Please report every line from the material that contains the word "document".

□ □ □ □ □

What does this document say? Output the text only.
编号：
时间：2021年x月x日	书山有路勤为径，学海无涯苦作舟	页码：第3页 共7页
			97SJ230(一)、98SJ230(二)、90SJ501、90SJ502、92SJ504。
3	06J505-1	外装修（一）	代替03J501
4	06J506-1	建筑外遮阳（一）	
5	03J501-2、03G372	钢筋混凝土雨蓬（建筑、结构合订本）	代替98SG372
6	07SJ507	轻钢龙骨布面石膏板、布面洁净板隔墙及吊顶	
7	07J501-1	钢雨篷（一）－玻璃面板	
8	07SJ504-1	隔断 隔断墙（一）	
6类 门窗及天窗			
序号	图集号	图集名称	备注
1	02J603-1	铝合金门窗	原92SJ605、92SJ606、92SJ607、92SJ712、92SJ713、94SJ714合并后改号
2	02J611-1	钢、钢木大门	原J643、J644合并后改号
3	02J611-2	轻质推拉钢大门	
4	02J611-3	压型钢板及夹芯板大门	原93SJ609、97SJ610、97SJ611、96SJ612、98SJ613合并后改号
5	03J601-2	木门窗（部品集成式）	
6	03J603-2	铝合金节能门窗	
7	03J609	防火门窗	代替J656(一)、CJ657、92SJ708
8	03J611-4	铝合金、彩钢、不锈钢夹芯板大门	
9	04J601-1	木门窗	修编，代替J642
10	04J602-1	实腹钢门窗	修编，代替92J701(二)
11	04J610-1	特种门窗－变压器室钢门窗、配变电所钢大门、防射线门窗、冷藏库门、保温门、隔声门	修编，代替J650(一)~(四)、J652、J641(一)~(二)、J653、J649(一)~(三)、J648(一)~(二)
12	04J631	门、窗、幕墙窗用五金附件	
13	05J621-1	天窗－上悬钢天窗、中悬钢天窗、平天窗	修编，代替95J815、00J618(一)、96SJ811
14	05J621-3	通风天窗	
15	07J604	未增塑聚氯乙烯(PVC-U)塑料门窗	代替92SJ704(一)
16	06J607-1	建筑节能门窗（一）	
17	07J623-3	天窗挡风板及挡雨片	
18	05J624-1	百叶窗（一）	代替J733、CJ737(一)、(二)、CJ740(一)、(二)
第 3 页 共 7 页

□ □ □ □ □

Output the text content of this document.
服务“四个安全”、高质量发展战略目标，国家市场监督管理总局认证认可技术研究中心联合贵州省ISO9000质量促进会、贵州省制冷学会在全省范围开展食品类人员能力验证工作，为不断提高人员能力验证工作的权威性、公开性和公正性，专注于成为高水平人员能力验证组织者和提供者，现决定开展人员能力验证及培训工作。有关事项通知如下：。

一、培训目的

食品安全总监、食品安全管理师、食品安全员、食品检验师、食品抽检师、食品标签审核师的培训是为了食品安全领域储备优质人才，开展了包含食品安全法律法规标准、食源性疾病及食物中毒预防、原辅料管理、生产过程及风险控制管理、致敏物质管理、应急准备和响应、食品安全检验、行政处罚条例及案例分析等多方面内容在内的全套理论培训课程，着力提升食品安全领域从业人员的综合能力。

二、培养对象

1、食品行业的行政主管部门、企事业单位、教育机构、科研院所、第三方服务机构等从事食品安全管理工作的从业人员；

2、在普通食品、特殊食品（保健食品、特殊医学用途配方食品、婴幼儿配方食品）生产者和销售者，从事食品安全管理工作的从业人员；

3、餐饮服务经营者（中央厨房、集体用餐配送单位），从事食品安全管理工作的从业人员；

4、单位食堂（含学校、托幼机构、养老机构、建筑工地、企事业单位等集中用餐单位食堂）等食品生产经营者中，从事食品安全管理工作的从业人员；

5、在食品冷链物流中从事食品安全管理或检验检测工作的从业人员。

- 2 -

□ □ □ □ □

Output –
What does this document say? Output the text only.
Output the text content of this document.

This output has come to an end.